**Requirements**
Every line of the material that follows must be printed again exactly.

** Start Records supplied **

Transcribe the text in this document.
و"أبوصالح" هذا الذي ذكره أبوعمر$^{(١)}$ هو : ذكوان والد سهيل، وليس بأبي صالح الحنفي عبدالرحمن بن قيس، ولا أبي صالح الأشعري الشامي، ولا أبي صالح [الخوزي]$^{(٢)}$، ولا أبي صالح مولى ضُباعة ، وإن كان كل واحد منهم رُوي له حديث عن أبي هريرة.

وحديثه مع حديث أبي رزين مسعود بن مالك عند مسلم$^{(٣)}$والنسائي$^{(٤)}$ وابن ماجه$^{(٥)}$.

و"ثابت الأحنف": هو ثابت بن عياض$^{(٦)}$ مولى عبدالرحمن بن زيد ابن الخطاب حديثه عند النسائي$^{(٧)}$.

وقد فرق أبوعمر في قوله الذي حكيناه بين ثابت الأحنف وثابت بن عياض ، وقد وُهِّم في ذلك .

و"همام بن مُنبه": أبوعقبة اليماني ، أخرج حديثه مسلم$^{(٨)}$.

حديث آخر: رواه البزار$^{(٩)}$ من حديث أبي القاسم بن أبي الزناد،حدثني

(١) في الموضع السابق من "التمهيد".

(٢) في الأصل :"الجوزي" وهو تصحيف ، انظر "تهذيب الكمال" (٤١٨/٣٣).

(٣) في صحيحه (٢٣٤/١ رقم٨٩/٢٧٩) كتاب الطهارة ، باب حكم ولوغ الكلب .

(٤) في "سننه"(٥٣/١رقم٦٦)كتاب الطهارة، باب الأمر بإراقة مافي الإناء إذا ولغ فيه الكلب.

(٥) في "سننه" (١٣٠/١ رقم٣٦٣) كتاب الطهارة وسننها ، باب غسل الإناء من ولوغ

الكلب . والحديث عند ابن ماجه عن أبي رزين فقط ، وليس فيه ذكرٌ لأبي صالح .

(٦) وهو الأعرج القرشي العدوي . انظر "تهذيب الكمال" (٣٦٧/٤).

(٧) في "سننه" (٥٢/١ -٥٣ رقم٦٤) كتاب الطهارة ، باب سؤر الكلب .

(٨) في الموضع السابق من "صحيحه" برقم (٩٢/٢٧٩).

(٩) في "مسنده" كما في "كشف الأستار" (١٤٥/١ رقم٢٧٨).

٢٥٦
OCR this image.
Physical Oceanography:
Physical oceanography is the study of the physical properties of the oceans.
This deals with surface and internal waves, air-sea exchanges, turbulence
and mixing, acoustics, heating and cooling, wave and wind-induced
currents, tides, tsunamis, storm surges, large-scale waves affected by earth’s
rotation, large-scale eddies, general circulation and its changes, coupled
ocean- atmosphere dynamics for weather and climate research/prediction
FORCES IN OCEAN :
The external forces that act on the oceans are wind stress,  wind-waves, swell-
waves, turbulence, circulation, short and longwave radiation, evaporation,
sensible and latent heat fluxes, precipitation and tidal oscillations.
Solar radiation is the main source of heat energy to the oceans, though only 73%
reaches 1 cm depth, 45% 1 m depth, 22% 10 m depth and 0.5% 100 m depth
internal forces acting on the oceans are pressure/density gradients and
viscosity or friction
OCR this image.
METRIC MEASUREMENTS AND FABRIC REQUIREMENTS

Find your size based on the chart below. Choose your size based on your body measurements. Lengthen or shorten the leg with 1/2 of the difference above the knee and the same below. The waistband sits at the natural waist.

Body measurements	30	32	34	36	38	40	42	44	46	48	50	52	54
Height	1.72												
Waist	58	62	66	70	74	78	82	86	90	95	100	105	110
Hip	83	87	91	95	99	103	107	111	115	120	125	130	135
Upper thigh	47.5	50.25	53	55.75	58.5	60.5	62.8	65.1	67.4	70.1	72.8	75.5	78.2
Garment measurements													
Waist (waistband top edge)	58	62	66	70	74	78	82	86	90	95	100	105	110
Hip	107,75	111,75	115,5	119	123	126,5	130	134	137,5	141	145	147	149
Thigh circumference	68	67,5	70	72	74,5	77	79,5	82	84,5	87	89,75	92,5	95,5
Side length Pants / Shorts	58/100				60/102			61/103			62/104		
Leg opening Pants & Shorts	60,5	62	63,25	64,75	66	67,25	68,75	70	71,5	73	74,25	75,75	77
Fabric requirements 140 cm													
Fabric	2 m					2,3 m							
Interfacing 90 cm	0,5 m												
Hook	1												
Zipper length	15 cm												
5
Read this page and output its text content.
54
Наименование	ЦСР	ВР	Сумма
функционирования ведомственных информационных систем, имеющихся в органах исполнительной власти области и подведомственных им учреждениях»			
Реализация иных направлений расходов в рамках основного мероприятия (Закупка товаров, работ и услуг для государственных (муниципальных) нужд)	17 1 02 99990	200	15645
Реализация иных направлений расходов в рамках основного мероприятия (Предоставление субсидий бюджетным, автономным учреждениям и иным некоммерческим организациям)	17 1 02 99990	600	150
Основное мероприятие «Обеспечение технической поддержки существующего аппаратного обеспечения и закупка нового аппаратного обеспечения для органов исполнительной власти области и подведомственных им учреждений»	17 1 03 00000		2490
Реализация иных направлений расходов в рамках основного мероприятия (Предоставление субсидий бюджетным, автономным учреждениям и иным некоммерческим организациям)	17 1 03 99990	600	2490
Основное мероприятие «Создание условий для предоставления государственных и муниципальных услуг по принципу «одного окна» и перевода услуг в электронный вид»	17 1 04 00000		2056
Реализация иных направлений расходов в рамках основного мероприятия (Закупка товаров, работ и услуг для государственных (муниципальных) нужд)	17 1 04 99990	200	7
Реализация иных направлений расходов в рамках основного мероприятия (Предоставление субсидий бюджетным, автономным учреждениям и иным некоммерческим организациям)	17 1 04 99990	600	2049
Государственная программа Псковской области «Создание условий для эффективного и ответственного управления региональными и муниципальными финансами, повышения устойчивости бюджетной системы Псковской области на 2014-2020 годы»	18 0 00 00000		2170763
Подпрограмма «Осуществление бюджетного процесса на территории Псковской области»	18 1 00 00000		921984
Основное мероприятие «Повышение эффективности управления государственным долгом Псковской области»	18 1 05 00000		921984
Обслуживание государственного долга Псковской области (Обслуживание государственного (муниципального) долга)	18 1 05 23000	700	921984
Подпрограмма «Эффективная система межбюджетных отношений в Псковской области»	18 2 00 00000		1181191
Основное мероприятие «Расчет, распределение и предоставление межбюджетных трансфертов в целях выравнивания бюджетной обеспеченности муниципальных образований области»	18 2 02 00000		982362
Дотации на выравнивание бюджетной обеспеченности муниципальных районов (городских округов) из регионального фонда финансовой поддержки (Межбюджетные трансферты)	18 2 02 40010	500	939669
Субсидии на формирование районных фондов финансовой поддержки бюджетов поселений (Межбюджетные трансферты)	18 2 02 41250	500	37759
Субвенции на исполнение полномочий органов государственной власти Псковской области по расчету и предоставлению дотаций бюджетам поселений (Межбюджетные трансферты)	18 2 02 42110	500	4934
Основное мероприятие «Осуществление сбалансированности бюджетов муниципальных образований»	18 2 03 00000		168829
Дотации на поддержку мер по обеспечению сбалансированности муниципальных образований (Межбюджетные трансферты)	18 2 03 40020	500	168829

** End Records supplied **

**Exercise answer**
Transcribe the text in this document.
و"أبوصالح" هذا الذي ذكره أبوعمر$^{(١)}$ هو : ذكوان والد سهيل، وليس بأبي صالح الحنفي عبدالرحمن بن قيس، ولا أبي صالح الأشعري الشامي، ولا أبي صالح [الخوزي]$^{(٢)}$، ولا أبي صالح مولى ضُباعة ، وإن كان كل واحد منهم رُوي له حديث عن أبي هريرة.

وحديثه مع حديث أبي رزين مسعود بن مالك عند مسلم$^{(٣)}$والنسائي$^{(٤)}$ وابن ماجه$^{(٥)}$.

و"ثابت الأحنف": هو ثابت بن عياض$^{(٦)}$ مولى عبدالرحمن بن زيد ابن الخطاب حديثه عند النسائي$^{(٧)}$.

وقد فرق أبوعمر في قوله الذي حكيناه بين ثابت الأحنف وثابت بن عياض ، وقد وُهِّم في ذلك .

و"همام بن مُنبه": أبوعقبة اليماني ، أخرج حديثه مسلم$^{(٨)}$.

حديث آخر: رواه البزار$^{(٩)}$ من حديث أبي القاسم بن أبي الزناد،حدثني

(١) في الموضع السابق من "التمهيد".

(٢) في الأصل :"الجوزي" وهو تصحيف ، انظر "تهذيب الكمال" (٤١٨/٣٣).

(٣) في صحيحه (٢٣٤/١ رقم٨٩/٢٧٩) كتاب الطهارة ، باب حكم ولوغ الكلب .

(٤) في "سننه"(٥٣/١رقم٦٦)كتاب الطهارة، باب الأمر بإراقة مافي الإناء إذا ولغ فيه الكلب.

(٥) في "سننه" (١٣٠/١ رقم٣٦٣) كتاب الطهارة وسننها ، باب غسل الإناء من ولوغ

الكلب . والحديث عند ابن ماجه عن أبي رزين فقط ، وليس فيه ذكرٌ لأبي صالح .

(٦) وهو الأعرج القرشي العدوي . انظر "تهذيب الكمال" (٣٦٧/٤).

(٧) في "سننه" (٥٢/١ -٥٣ رقم٦٤) كتاب الطهارة ، باب سؤر الكلب .

(٨) في الموضع السابق من "صحيحه" برقم (٩٢/٢٧٩).

(٩) في "مسنده" كما في "كشف الأستار" (١٤٥/١ رقم٢٧٨).

٢٥٦
OCR this image.
Physical Oceanography:
Physical oceanography is the study of the physical properties of the oceans.
This deals with surface and internal waves, air-sea exchanges, turbulence
and mixing, acoustics, heating and cooling, wave and wind-induced
currents, tides, tsunamis, storm surges, large-scale waves affected by earth’s
rotation, large-scale eddies, general circulation and its changes, coupled
ocean- atmosphere dynamics for weather and climate research/prediction
FORCES IN OCEAN :
The external forces that act on the oceans are wind stress,  wind-waves, swell-
waves, turbulence, circulation, short and longwave radiation, evaporation,
sensible and latent heat fluxes, precipitation and tidal oscillations.
Solar radiation is the main source of heat energy to the oceans, though only 73%
reaches 1 cm depth, 45% 1 m depth, 22% 10 m depth and 0.5% 100 m depth
internal forces acting on the oceans are pressure/density gradients and
viscosity or friction
OCR this image.
METRIC MEASUREMENTS AND FABRIC REQUIREMENTS

Find your size based on the chart below. Choose your size based on your body measurements. Lengthen or shorten the leg with 1/2 of the difference above the knee and the same below. The waistband sits at the natural waist.

Body measurements	30	32	34	36	38	40	42	44	46	48	50	52	54
Height	1.72												
Waist	58	62	66	70	74	78	82	86	90	95	100	105	110
Hip	83	87	91	95	99	103	107	111	115	120	125	130	135
Upper thigh	47.5	50.25	53	55.75	58.5	60.5	62.8	65.1	67.4	70.1	72.8	75.5	78.2
Garment measurements													
Waist (waistband top edge)	58	62	66	70	74	78	82	86	90	95	100	105	110
Hip	107,75	111,75	115,5	119	123	126,5	130	134	137,5	141	145	147	149
Thigh circumference	68	67,5	70	72	74,5	77	79,5	82	84,5	87	89,75	92,5	95,5
Side length Pants / Shorts	58/100				60/102			61/103			62/104		
Leg opening Pants & Shorts	60,5	62	63,25	64,75	66	67,25	68,75	70	71,5	73	74,25	75,75	77
Fabric requirements 140 cm													
Fabric	2 m					2,3 m							
Interfacing 90 cm	0,5 m												
Hook	1												
Zipper length	15 cm												
5
Read this page and output its text content.
54
Наименование	ЦСР	ВР	Сумма
функционирования ведомственных информационных систем, имеющихся в органах исполнительной власти области и подведомственных им учреждениях»			
Реализация иных направлений расходов в рамках основного мероприятия (Закупка товаров, работ и услуг для государственных (муниципальных) нужд)	17 1 02 99990	200	15645
Реализация иных направлений расходов в рамках основного мероприятия (Предоставление субсидий бюджетным, автономным учреждениям и иным некоммерческим организациям)	17 1 02 99990	600	150
Основное мероприятие «Обеспечение технической поддержки существующего аппаратного обеспечения и закупка нового аппаратного обеспечения для органов исполнительной власти области и подведомственных им учреждений»	17 1 03 00000		2490
Реализация иных направлений расходов в рамках основного мероприятия (Предоставление субсидий бюджетным, автономным учреждениям и иным некоммерческим организациям)	17 1 03 99990	600	2490
Основное мероприятие «Создание условий для предоставления государственных и муниципальных услуг по принципу «одного окна» и перевода услуг в электронный вид»	17 1 04 00000		2056
Реализация иных направлений расходов в рамках основного мероприятия (Закупка товаров, работ и услуг для государственных (муниципальных) нужд)	17 1 04 99990	200	7
Реализация иных направлений расходов в рамках основного мероприятия (Предоставление субсидий бюджетным, автономным учреждениям и иным некоммерческим организациям)	17 1 04 99990	600	2049
Государственная программа Псковской области «Создание условий для эффективного и ответственного управления региональными и муниципальными финансами, повышения устойчивости бюджетной системы Псковской области на 2014-2020 годы»	18 0 00 00000		2170763
Подпрограмма «Осуществление бюджетного процесса на территории Псковской области»	18 1 00 00000		921984
Основное мероприятие «Повышение эффективности управления государственным долгом Псковской области»	18 1 05 00000		921984
Обслуживание государственного долга Псковской области (Обслуживание государственного (муниципального) долга)	18 1 05 23000	700	921984
Подпрограмма «Эффективная система межбюджетных отношений в Псковской области»	18 2 00 00000		1181191
Основное мероприятие «Расчет, распределение и предоставление межбюджетных трансфертов в целях выравнивания бюджетной обеспеченности муниципальных образований области»	18 2 02 00000		982362
Дотации на выравнивание бюджетной обеспеченности муниципальных районов (городских округов) из регионального фонда финансовой поддержки (Межбюджетные трансферты)	18 2 02 40010	500	939669
Субсидии на формирование районных фондов финансовой поддержки бюджетов поселений (Межбюджетные трансферты)	18 2 02 41250	500	37759
Субвенции на исполнение полномочий органов государственной власти Псковской области по расчету и предоставлению дотаций бюджетам поселений (Межбюджетные трансферты)	18 2 02 42110	500	4934
Основное мероприятие «Осуществление сбалансированности бюджетов муниципальных образований»	18 2 03 00000		168829
Дотации на поддержку мер по обеспечению сбалансированности муниципальных образований (Межбюджетные трансферты)	18 2 03 40020	500	168829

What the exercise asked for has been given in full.